▶ Excerpts from a figure dataset:
* * *
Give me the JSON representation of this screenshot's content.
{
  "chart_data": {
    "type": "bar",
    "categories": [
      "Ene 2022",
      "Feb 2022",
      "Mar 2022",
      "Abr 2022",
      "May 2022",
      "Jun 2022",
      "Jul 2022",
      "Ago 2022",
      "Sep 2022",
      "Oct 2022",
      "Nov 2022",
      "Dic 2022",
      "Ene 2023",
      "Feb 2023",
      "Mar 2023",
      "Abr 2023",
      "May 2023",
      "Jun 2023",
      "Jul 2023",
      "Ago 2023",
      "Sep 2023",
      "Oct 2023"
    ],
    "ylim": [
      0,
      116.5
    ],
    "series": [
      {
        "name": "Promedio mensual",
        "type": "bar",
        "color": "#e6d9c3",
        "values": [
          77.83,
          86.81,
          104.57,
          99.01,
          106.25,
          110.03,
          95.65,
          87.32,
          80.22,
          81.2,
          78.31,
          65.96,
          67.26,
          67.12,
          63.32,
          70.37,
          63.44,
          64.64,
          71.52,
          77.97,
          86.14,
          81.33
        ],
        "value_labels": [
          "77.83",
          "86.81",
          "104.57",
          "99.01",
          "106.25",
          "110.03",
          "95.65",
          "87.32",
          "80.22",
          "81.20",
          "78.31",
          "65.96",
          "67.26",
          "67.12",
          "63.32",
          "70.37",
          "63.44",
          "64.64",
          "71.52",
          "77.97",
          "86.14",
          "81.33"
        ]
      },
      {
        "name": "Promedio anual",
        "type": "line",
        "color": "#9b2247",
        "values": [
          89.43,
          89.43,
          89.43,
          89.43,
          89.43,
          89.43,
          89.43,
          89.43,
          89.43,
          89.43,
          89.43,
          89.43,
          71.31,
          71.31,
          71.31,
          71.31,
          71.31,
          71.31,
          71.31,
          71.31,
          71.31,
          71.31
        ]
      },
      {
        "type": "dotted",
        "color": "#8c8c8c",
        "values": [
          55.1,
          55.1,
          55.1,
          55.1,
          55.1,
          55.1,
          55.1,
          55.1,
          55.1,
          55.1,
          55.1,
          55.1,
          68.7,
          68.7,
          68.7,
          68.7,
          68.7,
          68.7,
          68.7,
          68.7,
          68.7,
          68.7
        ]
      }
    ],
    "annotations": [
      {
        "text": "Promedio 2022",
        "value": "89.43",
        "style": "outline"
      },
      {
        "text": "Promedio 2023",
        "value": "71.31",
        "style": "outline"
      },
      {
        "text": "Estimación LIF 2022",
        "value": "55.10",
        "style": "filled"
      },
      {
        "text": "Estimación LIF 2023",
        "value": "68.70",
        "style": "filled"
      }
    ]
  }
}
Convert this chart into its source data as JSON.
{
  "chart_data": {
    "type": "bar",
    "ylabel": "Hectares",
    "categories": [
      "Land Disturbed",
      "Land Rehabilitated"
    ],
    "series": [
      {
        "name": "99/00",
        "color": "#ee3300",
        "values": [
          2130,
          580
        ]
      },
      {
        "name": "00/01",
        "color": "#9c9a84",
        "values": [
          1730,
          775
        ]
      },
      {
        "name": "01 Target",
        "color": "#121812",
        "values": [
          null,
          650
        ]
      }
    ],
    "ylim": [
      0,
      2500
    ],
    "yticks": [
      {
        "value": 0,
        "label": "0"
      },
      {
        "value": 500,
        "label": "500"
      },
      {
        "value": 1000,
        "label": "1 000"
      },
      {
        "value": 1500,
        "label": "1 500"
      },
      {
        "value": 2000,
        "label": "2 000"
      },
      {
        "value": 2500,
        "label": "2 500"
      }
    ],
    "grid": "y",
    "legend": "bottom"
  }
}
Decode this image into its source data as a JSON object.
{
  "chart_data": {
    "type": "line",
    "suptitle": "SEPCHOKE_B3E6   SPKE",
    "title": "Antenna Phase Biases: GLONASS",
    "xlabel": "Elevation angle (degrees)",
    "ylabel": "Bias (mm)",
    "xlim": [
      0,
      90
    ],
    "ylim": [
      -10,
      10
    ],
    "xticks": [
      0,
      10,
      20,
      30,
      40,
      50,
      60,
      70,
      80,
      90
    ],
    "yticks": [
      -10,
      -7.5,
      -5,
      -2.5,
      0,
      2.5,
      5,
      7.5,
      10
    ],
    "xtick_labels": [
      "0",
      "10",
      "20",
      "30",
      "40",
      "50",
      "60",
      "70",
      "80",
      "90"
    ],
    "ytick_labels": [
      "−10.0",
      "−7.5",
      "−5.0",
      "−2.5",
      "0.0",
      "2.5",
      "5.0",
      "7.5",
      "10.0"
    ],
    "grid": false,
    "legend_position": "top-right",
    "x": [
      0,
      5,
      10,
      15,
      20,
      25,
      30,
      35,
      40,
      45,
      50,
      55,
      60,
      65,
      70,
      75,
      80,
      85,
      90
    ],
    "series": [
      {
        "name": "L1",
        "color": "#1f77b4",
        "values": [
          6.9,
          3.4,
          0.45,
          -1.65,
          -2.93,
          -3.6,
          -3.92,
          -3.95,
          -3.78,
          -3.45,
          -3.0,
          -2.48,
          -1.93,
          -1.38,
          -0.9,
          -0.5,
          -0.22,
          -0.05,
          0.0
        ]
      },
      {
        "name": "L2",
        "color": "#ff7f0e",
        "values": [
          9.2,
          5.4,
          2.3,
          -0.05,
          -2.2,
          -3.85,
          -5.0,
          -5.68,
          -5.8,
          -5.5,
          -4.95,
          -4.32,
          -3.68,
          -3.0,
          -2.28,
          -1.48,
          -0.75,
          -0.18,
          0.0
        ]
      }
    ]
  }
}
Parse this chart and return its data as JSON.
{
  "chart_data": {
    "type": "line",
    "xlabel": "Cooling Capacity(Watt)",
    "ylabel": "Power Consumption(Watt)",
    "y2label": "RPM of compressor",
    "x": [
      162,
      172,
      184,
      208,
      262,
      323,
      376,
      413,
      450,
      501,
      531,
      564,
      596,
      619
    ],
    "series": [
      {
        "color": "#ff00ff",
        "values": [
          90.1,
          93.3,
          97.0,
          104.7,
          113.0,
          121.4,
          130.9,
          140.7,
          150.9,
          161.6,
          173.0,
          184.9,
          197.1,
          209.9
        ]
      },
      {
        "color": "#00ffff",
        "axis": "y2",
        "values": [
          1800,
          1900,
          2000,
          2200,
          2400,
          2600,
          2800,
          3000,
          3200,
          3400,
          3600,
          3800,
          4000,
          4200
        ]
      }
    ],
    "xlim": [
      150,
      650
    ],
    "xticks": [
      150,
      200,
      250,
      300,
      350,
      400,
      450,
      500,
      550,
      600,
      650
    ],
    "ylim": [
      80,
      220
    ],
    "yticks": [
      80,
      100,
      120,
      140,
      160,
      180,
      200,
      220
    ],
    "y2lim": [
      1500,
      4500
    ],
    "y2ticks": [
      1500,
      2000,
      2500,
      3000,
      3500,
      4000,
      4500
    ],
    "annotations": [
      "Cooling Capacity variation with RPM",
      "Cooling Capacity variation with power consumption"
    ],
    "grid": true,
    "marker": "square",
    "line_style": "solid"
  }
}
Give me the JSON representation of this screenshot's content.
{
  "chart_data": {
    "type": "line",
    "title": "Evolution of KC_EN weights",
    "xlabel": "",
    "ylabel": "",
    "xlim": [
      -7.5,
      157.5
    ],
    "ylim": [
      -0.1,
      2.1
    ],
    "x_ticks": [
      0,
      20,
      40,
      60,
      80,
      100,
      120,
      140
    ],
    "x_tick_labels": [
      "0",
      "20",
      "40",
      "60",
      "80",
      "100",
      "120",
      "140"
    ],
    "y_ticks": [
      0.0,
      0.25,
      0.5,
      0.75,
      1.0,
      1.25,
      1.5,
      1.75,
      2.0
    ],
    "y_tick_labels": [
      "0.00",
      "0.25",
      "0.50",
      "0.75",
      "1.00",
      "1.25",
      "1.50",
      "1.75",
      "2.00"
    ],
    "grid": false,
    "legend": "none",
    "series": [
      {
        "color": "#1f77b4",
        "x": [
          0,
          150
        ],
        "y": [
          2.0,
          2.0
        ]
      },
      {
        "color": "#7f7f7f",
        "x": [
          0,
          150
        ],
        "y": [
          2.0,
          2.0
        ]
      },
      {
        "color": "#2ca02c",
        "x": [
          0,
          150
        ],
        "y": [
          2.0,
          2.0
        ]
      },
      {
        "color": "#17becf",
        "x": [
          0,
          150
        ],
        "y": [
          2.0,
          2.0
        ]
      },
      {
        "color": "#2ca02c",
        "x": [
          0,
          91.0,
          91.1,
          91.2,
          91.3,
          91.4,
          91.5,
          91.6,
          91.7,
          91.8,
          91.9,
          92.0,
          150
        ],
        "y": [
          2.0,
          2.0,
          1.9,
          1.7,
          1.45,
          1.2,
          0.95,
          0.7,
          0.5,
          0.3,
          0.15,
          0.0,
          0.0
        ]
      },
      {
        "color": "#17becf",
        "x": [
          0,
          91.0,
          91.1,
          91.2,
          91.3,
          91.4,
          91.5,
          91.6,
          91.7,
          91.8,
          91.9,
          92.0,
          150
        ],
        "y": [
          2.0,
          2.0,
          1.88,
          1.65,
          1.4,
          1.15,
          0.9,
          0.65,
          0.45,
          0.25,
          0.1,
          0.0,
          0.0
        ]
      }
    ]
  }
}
* * *
▶ EXERCISE BRIEF: Of the lines above, how many hold the string "grid"? Answer with only the number.

▶ WRITTEN REPLY: 4